=== Requirement ===
Extract every record, exactly as written, and ignore the pictures.

· · · · · · ·

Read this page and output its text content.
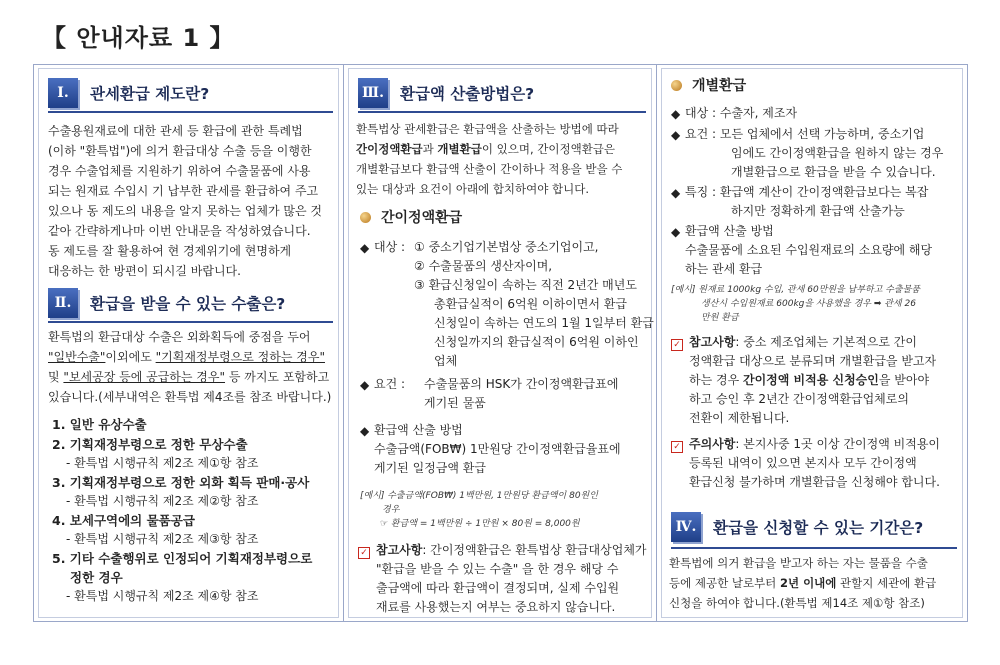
【 안내자료 1 】
Ⅰ.	관세환급 제도란?
수출용원재료에 대한 관세 등 환급에 관한 특례법
(이하 "환특법")에 의거 환급대상 수출 등을 이행한
경우 수출업체를 지원하기 위하여 수출물품에 사용
되는 원재료 수입시 기 납부한 관세를 환급하여 주고
있으나 동 제도의 내용을 알지 못하는 업체가 많은 것
같아 간략하게나마 이번 안내문을 작성하였습니다.
동 제도를 잘 활용하여 현 경제위기에 현명하게
대응하는 한 방편이 되시길 바랍니다.
Ⅱ.	환급을 받을 수 있는 수출은?
환특법의 환급대상 수출은 외화획득에 중점을 두어
"일반수출"이외에도 "기획재정부령으로 정하는 경우"
및 "보세공장 등에 공급하는 경우" 등 까지도 포함하고
있습니다.(세부내역은 환특법 제4조를 참조 바랍니다.)
1. 일반 유상수출
2. 기획재정부령으로 정한 무상수출
- 환특법 시행규칙 제2조 제①항 참조
3. 기획재정부령으로 정한 외화 획득 판매·공사
- 환특법 시행규칙 제2조 제②항 참조
4. 보세구역에의 물품공급
- 환특법 시행규칙 제2조 제③항 참조
5. 기타 수출행위로 인정되어 기획재정부령으로
정한 경우
- 환특법 시행규칙 제2조 제④항 참조
Ⅲ. 환급액 산출방법은?
환특법상 관세환급은 환급액을 산출하는 방법에 따라
간이정액환급과 개별환급이 있으며, 간이정액환급은
개별환급보다 환급액 산출이 간이하나 적용을 받을 수
있는 대상과 요건이 아래에 합치하여야 합니다.
간이정액환급
◆ 대상 : ① 중소기업기본법상 중소기업이고,
② 수출물품의 생산자이며,
③ 환급신청일이 속하는 직전 2년간 매년도
총환급실적이 6억원 이하이면서 환급
신청일이 속하는 연도의 1월 1일부터 환급
신청일까지의 환급실적이 6억원 이하인
업체
◆ 요건 : 수출물품의 HSK가 간이정액환급표에
게기된 물품
◆ 환급액 산출 방법
수출금액(FOB₩) 1만원당 간이정액환급율표에
게기된 일정금액 환급
[예시] 수출금액(FOB₩) 1백만원, 1만원당 환급액이 80원인
경우
☞ 환급액 = 1백만원 ÷ 1만원 × 80원 = 8,000원
✓ 참고사항: 간이정액환급은 환특법상 환급대상업체가
"환급을 받을 수 있는 수출" 을 한 경우 해당 수
출금액에 따라 환급액이 결정되며, 실제 수입원
재료를 사용했는지 여부는 중요하지 않습니다.
개별환급
◆ 대상 : 수출자, 제조자
◆ 요건 : 모든 업체에서 선택 가능하며, 중소기업
임에도 간이정액환급을 원하지 않는 경우
개별환급으로 환급을 받을 수 있습니다.
◆ 특징 : 환급액 계산이 간이정액환급보다는 복잡
하지만 정확하게 환급액 산출가능
◆ 환급액 산출 방법
수출물품에 소요된 수입원재료의 소요량에 해당
하는 관세 환급
[예시] 원재료 1000kg 수입, 관세 60만원을 납부하고 수출물품
생산시 수입원재료 600kg을 사용했을 경우 ➡ 관세 26
만원 환급
✓ 참고사항: 중소 제조업체는 기본적으로 간이
정액환급 대상으로 분류되며 개별환급을 받고자
하는 경우 간이정액 비적용 신청승인을 받아야
하고 승인 후 2년간 간이정액환급업체로의
전환이 제한됩니다.
✓ 주의사항: 본지사중 1곳 이상 간이정액 비적용이
등록된 내역이 있으면 본지사 모두 간이정액
환급신청 불가하며 개별환급을 신청해야 합니다.
Ⅳ. 환급을 신청할 수 있는 기간은?
환특법에 의거 환급을 받고자 하는 자는 물품을 수출
등에 제공한 날로부터 2년 이내에 관할지 세관에 환급
신청을 하여야 합니다.(환특법 제14조 제①항 참조)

· · · · · · ·

=== Problem solution ===
Read this page and output its text content.
【 안내자료 1 】
Ⅰ.	관세환급 제도란?
수출용원재료에 대한 관세 등 환급에 관한 특례법
(이하 "환특법")에 의거 환급대상 수출 등을 이행한
경우 수출업체를 지원하기 위하여 수출물품에 사용
되는 원재료 수입시 기 납부한 관세를 환급하여 주고
있으나 동 제도의 내용을 알지 못하는 업체가 많은 것
같아 간략하게나마 이번 안내문을 작성하였습니다.
동 제도를 잘 활용하여 현 경제위기에 현명하게
대응하는 한 방편이 되시길 바랍니다.
Ⅱ.	환급을 받을 수 있는 수출은?
환특법의 환급대상 수출은 외화획득에 중점을 두어
"일반수출"이외에도 "기획재정부령으로 정하는 경우"
및 "보세공장 등에 공급하는 경우" 등 까지도 포함하고
있습니다.(세부내역은 환특법 제4조를 참조 바랍니다.)
1. 일반 유상수출
2. 기획재정부령으로 정한 무상수출
- 환특법 시행규칙 제2조 제①항 참조
3. 기획재정부령으로 정한 외화 획득 판매·공사
- 환특법 시행규칙 제2조 제②항 참조
4. 보세구역에의 물품공급
- 환특법 시행규칙 제2조 제③항 참조
5. 기타 수출행위로 인정되어 기획재정부령으로
정한 경우
- 환특법 시행규칙 제2조 제④항 참조
Ⅲ. 환급액 산출방법은?
환특법상 관세환급은 환급액을 산출하는 방법에 따라
간이정액환급과 개별환급이 있으며, 간이정액환급은
개별환급보다 환급액 산출이 간이하나 적용을 받을 수
있는 대상과 요건이 아래에 합치하여야 합니다.
간이정액환급
◆ 대상 : ① 중소기업기본법상 중소기업이고,
② 수출물품의 생산자이며,
③ 환급신청일이 속하는 직전 2년간 매년도
총환급실적이 6억원 이하이면서 환급
신청일이 속하는 연도의 1월 1일부터 환급
신청일까지의 환급실적이 6억원 이하인
업체
◆ 요건 : 수출물품의 HSK가 간이정액환급표에
게기된 물품
◆ 환급액 산출 방법
수출금액(FOB₩) 1만원당 간이정액환급율표에
게기된 일정금액 환급
[예시] 수출금액(FOB₩) 1백만원, 1만원당 환급액이 80원인
경우
☞ 환급액 = 1백만원 ÷ 1만원 × 80원 = 8,000원
✓ 참고사항: 간이정액환급은 환특법상 환급대상업체가
"환급을 받을 수 있는 수출" 을 한 경우 해당 수
출금액에 따라 환급액이 결정되며, 실제 수입원
재료를 사용했는지 여부는 중요하지 않습니다.
개별환급
◆ 대상 : 수출자, 제조자
◆ 요건 : 모든 업체에서 선택 가능하며, 중소기업
임에도 간이정액환급을 원하지 않는 경우
개별환급으로 환급을 받을 수 있습니다.
◆ 특징 : 환급액 계산이 간이정액환급보다는 복잡
하지만 정확하게 환급액 산출가능
◆ 환급액 산출 방법
수출물품에 소요된 수입원재료의 소요량에 해당
하는 관세 환급
[예시] 원재료 1000kg 수입, 관세 60만원을 납부하고 수출물품
생산시 수입원재료 600kg을 사용했을 경우 ➡ 관세 26
만원 환급
✓ 참고사항: 중소 제조업체는 기본적으로 간이
정액환급 대상으로 분류되며 개별환급을 받고자
하는 경우 간이정액 비적용 신청승인을 받아야
하고 승인 후 2년간 간이정액환급업체로의
전환이 제한됩니다.
✓ 주의사항: 본지사중 1곳 이상 간이정액 비적용이
등록된 내역이 있으면 본지사 모두 간이정액
환급신청 불가하며 개별환급을 신청해야 합니다.
Ⅳ. 환급을 신청할 수 있는 기간은?
환특법에 의거 환급을 받고자 하는 자는 물품을 수출
등에 제공한 날로부터 2년 이내에 관할지 세관에 환급
신청을 하여야 합니다.(환특법 제14조 제①항 참조)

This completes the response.